**EXERCISE DESCRIPTION**. Please retype the records below exactly, leaving out any pictures.

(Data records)
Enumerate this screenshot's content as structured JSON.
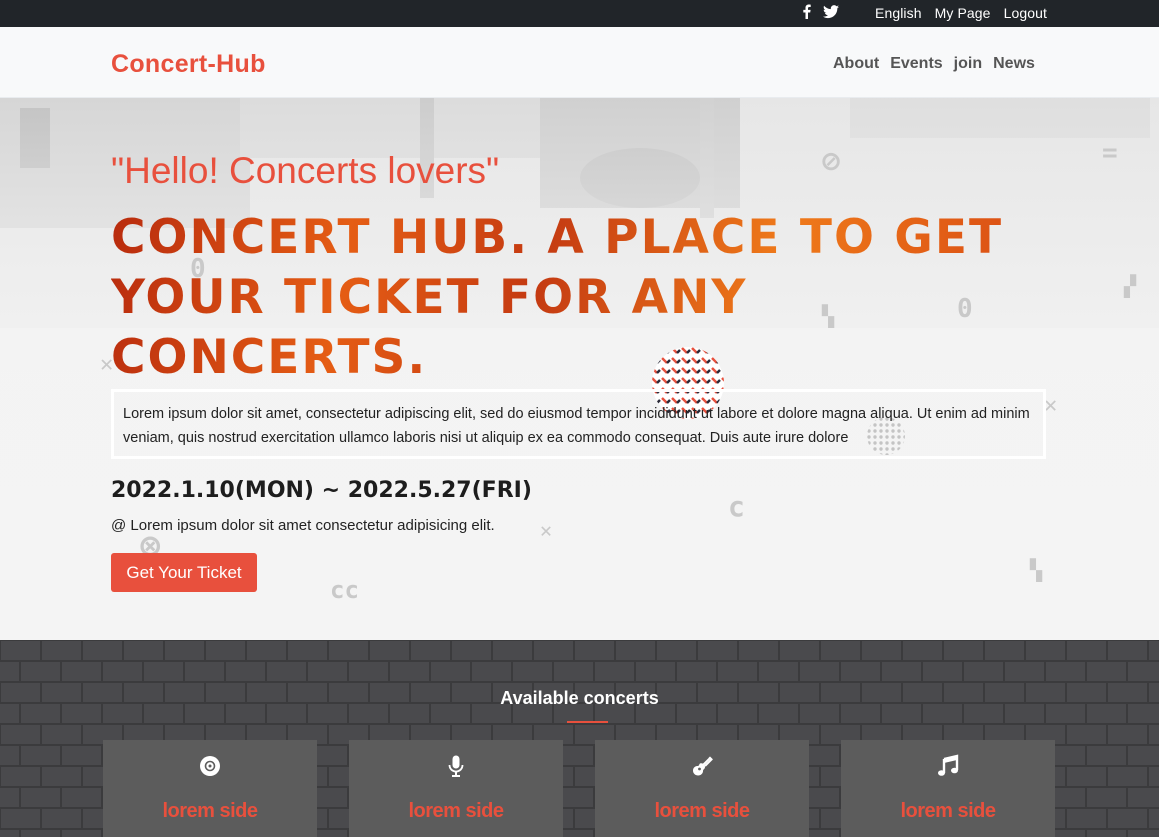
{
  "topbar": {
    "social": [
      {
        "icon": "facebook-icon"
      },
      {
        "icon": "twitter-icon"
      }
    ],
    "links": [
      "English",
      "My Page",
      "Logout"
    ]
  },
  "navbar": {
    "brand": "Concert-Hub",
    "menu": [
      "About",
      "Events",
      "join",
      "News"
    ]
  },
  "hero": {
    "greeting": "\"Hello! Concerts lovers\"",
    "headline": "CONCERT HUB. A PLACE TO GET YOUR TICKET FOR ANY CONCERTS.",
    "intro": "Lorem ipsum dolor sit amet, consectetur adipiscing elit, sed do eiusmod tempor incididunt ut labore et dolore magna aliqua. Ut enim ad minim veniam, quis nostrud exercitation ullamco laboris nisi ut aliquip ex ea commodo consequat. Duis aute irure dolore",
    "dates": "2022.1.10(MON) ~ 2022.5.27(FRI)",
    "venue": "@ Lorem ipsum dolor sit amet consectetur adipisicing elit.",
    "cta": "Get Your Ticket"
  },
  "concerts": {
    "title": "Available concerts",
    "cards": [
      {
        "icon": "vinyl-disc-icon",
        "label": "lorem side"
      },
      {
        "icon": "microphone-icon",
        "label": "lorem side"
      },
      {
        "icon": "guitar-icon",
        "label": "lorem side"
      },
      {
        "icon": "music-note-icon",
        "label": "lorem side"
      }
    ]
  },
  "colors": {
    "accent": "#e8503d",
    "topbar": "#212529",
    "brick_wall": "#3b3b3d",
    "card": "#5c5c5c"
  }
}
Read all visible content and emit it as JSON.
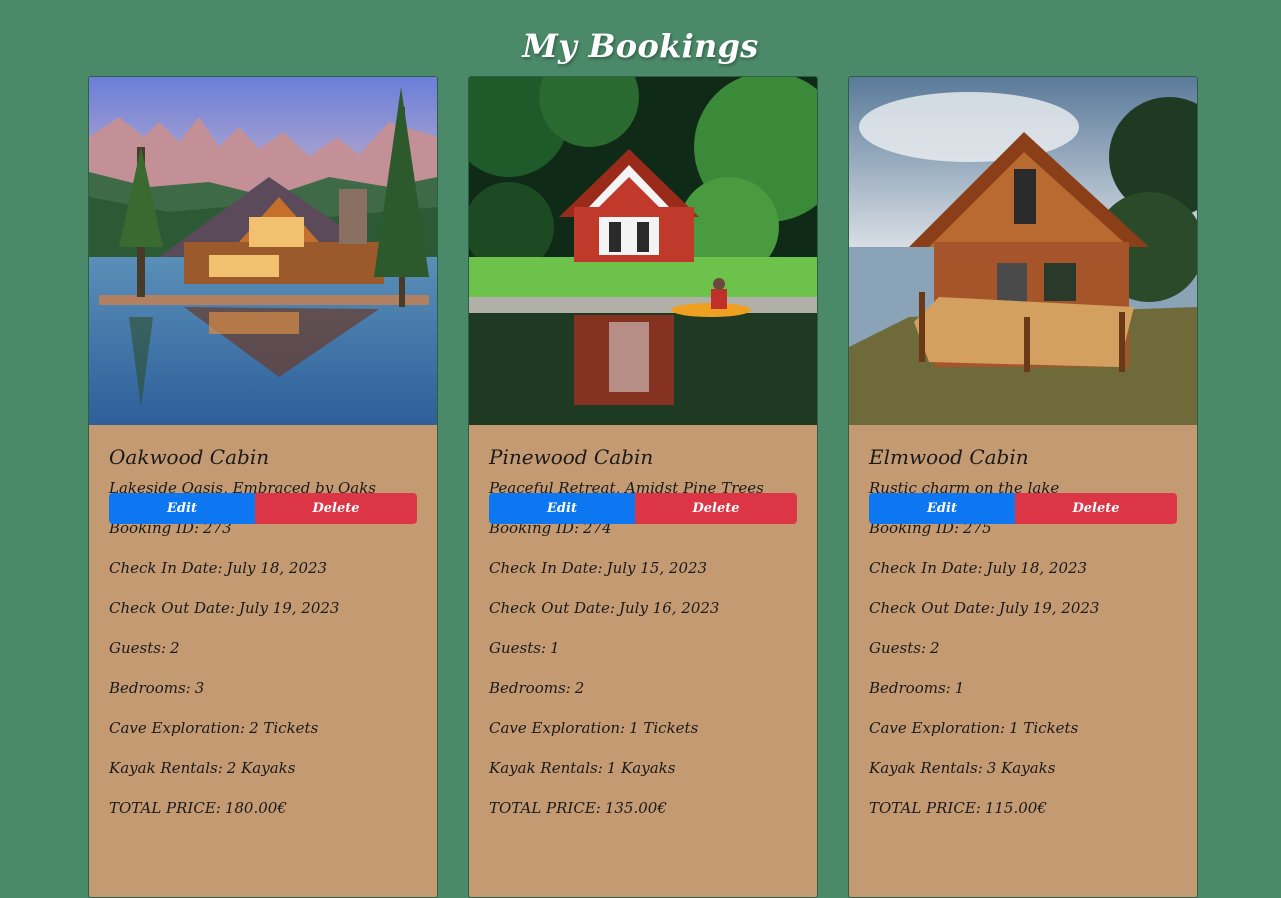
{
  "page": {
    "title": "My Bookings"
  },
  "labels": {
    "booking_id": "Booking ID:",
    "check_in": "Check In Date:",
    "check_out": "Check Out Date:",
    "guests": "Guests:",
    "bedrooms": "Bedrooms:",
    "cave": "Cave Exploration:",
    "kayak": "Kayak Rentals:",
    "total": "TOTAL PRICE:"
  },
  "buttons": {
    "edit": "Edit",
    "delete": "Delete"
  },
  "colors": {
    "background": "#4b8a69",
    "card": "#c49a72",
    "edit": "#0d77f2",
    "delete": "#dc3545"
  },
  "bookings": [
    {
      "name": "Oakwood Cabin",
      "tagline": "Lakeside Oasis, Embraced by Oaks",
      "booking_id": "273",
      "check_in": "July 18, 2023",
      "check_out": "July 19, 2023",
      "guests": "2",
      "bedrooms": "3",
      "cave": "2 Tickets",
      "kayak": "2 Kayaks",
      "total": "180.00€"
    },
    {
      "name": "Pinewood Cabin",
      "tagline": "Peaceful Retreat, Amidst Pine Trees",
      "booking_id": "274",
      "check_in": "July 15, 2023",
      "check_out": "July 16, 2023",
      "guests": "1",
      "bedrooms": "2",
      "cave": "1 Tickets",
      "kayak": "1 Kayaks",
      "total": "135.00€"
    },
    {
      "name": "Elmwood Cabin",
      "tagline": "Rustic charm on the lake",
      "booking_id": "275",
      "check_in": "July 18, 2023",
      "check_out": "July 19, 2023",
      "guests": "2",
      "bedrooms": "1",
      "cave": "1 Tickets",
      "kayak": "3 Kayaks",
      "total": "115.00€"
    }
  ]
}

**RESULT OF THE TASK**.
Enumerate this screenshot's content as structured JSON.
{
  "topbar": {
    "social": [
      {
        "icon": "facebook-icon"
      },
      {
        "icon": "twitter-icon"
      }
    ],
    "links": [
      "English",
      "My Page",
      "Logout"
    ]
  },
  "navbar": {
    "brand": "Concert-Hub",
    "menu": [
      "About",
      "Events",
      "join",
      "News"
    ]
  },
  "hero": {
    "greeting": "\"Hello! Concerts lovers\"",
    "headline": "CONCERT HUB. A PLACE TO GET YOUR TICKET FOR ANY CONCERTS.",
    "intro": "Lorem ipsum dolor sit amet, consectetur adipiscing elit, sed do eiusmod tempor incididunt ut labore et dolore magna aliqua. Ut enim ad minim veniam, quis nostrud exercitation ullamco laboris nisi ut aliquip ex ea commodo consequat. Duis aute irure dolore",
    "dates": "2022.1.10(MON) ~ 2022.5.27(FRI)",
    "venue": "@ Lorem ipsum dolor sit amet consectetur adipisicing elit.",
    "cta": "Get Your Ticket"
  },
  "concerts": {
    "title": "Available concerts",
    "cards": [
      {
        "icon": "vinyl-disc-icon",
        "label": "lorem side"
      },
      {
        "icon": "microphone-icon",
        "label": "lorem side"
      },
      {
        "icon": "guitar-icon",
        "label": "lorem side"
      },
      {
        "icon": "music-note-icon",
        "label": "lorem side"
      }
    ]
  },
  "colors": {
    "accent": "#e8503d",
    "topbar": "#212529",
    "brick_wall": "#3b3b3d",
    "card": "#5c5c5c"
  }
}
Read all visible content and emit it as JSON.
{
  "page": {
    "title": "My Bookings"
  },
  "labels": {
    "booking_id": "Booking ID:",
    "check_in": "Check In Date:",
    "check_out": "Check Out Date:",
    "guests": "Guests:",
    "bedrooms": "Bedrooms:",
    "cave": "Cave Exploration:",
    "kayak": "Kayak Rentals:",
    "total": "TOTAL PRICE:"
  },
  "buttons": {
    "edit": "Edit",
    "delete": "Delete"
  },
  "colors": {
    "background": "#4b8a69",
    "card": "#c49a72",
    "edit": "#0d77f2",
    "delete": "#dc3545"
  },
  "bookings": [
    {
      "name": "Oakwood Cabin",
      "tagline": "Lakeside Oasis, Embraced by Oaks",
      "booking_id": "273",
      "check_in": "July 18, 2023",
      "check_out": "July 19, 2023",
      "guests": "2",
      "bedrooms": "3",
      "cave": "2 Tickets",
      "kayak": "2 Kayaks",
      "total": "180.00€"
    },
    {
      "name": "Pinewood Cabin",
      "tagline": "Peaceful Retreat, Amidst Pine Trees",
      "booking_id": "274",
      "check_in": "July 15, 2023",
      "check_out": "July 16, 2023",
      "guests": "1",
      "bedrooms": "2",
      "cave": "1 Tickets",
      "kayak": "1 Kayaks",
      "total": "135.00€"
    },
    {
      "name": "Elmwood Cabin",
      "tagline": "Rustic charm on the lake",
      "booking_id": "275",
      "check_in": "July 18, 2023",
      "check_out": "July 19, 2023",
      "guests": "2",
      "bedrooms": "1",
      "cave": "1 Tickets",
      "kayak": "3 Kayaks",
      "total": "115.00€"
    }
  ]
}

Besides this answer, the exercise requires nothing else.